(Stored records)
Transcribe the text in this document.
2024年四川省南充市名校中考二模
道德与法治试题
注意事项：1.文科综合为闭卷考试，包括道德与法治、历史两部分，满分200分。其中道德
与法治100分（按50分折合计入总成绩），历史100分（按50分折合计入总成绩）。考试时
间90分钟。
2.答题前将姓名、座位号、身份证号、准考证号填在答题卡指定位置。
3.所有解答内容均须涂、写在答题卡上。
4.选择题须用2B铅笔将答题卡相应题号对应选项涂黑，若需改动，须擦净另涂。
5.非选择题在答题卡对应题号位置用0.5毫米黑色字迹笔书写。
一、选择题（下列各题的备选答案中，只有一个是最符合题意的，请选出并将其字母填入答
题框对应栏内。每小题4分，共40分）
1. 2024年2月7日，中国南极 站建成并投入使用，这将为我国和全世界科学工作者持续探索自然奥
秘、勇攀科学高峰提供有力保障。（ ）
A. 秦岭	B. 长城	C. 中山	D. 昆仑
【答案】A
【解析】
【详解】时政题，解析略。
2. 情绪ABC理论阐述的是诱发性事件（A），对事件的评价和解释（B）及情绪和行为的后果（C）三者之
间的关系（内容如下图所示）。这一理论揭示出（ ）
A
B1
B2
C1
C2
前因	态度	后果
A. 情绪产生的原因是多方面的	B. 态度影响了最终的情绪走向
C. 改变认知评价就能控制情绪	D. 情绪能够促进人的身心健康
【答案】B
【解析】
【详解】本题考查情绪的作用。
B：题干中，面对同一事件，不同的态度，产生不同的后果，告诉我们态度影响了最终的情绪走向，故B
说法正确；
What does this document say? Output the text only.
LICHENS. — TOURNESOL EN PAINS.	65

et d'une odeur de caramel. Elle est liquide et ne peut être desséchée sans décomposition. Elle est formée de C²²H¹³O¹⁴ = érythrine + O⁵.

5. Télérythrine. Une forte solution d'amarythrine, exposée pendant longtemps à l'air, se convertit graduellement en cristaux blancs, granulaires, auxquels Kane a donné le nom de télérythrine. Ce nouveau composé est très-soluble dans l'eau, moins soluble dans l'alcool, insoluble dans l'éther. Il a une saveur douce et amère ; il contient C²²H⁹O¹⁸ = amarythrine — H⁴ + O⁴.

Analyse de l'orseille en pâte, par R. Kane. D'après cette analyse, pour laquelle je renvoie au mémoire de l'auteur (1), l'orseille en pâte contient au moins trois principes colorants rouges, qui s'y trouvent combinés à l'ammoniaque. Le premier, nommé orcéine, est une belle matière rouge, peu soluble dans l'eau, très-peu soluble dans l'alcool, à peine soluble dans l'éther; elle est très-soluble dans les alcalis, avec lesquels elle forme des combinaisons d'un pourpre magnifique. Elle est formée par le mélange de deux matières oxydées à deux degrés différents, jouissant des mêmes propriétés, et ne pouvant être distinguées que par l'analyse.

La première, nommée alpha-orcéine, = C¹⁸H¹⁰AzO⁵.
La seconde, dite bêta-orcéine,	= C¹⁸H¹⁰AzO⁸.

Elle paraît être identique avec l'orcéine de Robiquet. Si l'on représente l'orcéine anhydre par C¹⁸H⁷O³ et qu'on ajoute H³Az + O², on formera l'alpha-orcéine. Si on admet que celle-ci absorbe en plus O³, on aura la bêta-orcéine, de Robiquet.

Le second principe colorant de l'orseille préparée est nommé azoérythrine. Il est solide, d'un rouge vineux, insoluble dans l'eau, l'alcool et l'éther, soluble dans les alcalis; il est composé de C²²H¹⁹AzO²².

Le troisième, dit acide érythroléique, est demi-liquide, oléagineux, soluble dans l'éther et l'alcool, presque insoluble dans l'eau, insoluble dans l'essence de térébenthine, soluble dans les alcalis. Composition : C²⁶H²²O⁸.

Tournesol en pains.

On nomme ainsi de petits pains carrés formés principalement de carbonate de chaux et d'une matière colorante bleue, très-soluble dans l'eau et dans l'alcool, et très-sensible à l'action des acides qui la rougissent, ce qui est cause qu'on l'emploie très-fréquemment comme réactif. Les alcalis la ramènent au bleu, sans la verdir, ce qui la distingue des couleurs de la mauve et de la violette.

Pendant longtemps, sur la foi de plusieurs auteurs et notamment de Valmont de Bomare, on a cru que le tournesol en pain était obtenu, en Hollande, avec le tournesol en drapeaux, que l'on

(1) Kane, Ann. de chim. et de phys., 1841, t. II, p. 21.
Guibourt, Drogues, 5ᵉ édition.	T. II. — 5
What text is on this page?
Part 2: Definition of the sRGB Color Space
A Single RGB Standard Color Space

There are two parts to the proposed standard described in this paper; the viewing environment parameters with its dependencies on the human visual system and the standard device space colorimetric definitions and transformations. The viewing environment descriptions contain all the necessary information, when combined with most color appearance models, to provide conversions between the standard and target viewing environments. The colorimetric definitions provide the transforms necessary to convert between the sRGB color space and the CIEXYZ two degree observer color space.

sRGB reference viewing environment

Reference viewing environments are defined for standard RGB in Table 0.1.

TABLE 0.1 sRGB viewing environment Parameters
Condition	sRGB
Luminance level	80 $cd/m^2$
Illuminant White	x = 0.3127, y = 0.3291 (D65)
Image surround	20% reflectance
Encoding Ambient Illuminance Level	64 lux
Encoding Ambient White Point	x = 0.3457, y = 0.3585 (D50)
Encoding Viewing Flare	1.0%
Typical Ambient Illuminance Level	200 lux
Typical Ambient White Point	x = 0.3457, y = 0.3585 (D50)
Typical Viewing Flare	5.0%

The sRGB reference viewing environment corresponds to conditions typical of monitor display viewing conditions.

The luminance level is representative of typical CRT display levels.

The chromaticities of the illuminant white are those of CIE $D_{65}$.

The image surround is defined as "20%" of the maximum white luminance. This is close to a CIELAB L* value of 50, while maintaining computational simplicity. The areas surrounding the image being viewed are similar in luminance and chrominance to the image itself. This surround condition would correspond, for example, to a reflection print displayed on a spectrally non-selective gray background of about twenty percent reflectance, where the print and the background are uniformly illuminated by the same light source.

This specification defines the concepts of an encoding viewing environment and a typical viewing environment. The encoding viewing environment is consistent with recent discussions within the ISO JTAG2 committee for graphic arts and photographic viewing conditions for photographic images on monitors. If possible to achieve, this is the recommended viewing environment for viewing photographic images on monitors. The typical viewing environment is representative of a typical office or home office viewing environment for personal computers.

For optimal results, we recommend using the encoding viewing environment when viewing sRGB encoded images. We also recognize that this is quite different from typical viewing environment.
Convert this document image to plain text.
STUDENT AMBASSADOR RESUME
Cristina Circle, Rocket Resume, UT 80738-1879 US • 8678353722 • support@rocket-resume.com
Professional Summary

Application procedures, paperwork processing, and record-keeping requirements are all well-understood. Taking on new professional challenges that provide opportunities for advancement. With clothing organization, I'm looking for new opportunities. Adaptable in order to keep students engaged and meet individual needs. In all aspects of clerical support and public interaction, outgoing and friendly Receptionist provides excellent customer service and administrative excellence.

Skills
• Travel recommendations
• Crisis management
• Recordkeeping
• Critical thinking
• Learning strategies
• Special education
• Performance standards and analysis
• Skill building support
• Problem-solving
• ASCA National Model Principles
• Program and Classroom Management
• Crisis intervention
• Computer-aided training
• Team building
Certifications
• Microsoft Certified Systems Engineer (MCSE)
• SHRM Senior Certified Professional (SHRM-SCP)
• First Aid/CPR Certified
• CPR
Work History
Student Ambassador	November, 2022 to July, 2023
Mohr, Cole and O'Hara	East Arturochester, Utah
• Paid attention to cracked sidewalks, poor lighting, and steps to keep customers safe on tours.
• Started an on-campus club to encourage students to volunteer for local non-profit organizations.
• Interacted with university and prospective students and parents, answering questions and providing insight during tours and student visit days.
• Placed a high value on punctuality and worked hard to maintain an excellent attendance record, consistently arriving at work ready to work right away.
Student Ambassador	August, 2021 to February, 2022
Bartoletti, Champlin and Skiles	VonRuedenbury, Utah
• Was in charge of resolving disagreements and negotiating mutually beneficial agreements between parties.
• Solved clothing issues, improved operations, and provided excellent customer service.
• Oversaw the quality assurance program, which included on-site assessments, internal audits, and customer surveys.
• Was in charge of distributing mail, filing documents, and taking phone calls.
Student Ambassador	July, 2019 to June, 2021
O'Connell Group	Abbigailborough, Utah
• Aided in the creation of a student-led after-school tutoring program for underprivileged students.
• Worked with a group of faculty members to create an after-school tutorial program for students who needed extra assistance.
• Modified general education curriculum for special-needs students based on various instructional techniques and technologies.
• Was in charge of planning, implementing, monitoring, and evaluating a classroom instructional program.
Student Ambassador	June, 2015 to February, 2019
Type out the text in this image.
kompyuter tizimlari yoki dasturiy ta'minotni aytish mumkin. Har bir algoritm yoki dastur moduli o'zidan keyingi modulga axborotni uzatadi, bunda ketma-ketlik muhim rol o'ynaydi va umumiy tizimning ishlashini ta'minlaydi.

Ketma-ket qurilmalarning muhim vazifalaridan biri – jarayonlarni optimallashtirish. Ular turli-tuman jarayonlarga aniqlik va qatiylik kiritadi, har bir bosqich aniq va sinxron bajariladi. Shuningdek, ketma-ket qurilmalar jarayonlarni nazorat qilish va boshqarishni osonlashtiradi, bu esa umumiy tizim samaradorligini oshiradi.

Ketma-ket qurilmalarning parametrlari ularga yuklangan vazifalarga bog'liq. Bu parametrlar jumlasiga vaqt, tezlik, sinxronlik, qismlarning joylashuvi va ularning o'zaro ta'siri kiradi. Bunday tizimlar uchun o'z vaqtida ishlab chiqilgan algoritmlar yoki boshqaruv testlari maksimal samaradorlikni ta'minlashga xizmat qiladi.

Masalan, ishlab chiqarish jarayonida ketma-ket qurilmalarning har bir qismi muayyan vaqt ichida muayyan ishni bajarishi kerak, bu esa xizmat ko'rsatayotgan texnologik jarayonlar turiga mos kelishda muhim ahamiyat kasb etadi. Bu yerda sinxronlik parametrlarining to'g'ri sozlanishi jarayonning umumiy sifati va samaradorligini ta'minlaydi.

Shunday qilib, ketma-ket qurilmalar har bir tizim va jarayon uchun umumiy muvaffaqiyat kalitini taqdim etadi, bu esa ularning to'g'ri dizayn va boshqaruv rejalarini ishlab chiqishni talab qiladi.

• Your instructions: Check every line of the data above for the string "samaradorligini", and copy those that have it.

• Answer to the exercise:
Ketma-ket qurilmalarning muhim vazifalaridan biri – jarayonlarni optimallashtirish. Ular turli-tuman jarayonlarga aniqlik va qatiylik kiritadi, har bir bosqich aniq va sinxron bajariladi. Shuningdek, ketma-ket qurilmalar jarayonlarni nazorat qilish va boshqarishni osonlashtiradi, bu esa umumiy tizim samaradorligini oshiradi.
Masalan, ishlab chiqarish jarayonida ketma-ket qurilmalarning har bir qismi muayyan vaqt ichida muayyan ishni bajarishi kerak, bu esa xizmat ko'rsatayotgan texnologik jarayonlar turiga mos kelishda muhim ahamiyat kasb etadi. Bu yerda sinxronlik parametrlarining to'g'ri sozlanishi jarayonning umumiy sifati va samaradorligini ta'minlaydi.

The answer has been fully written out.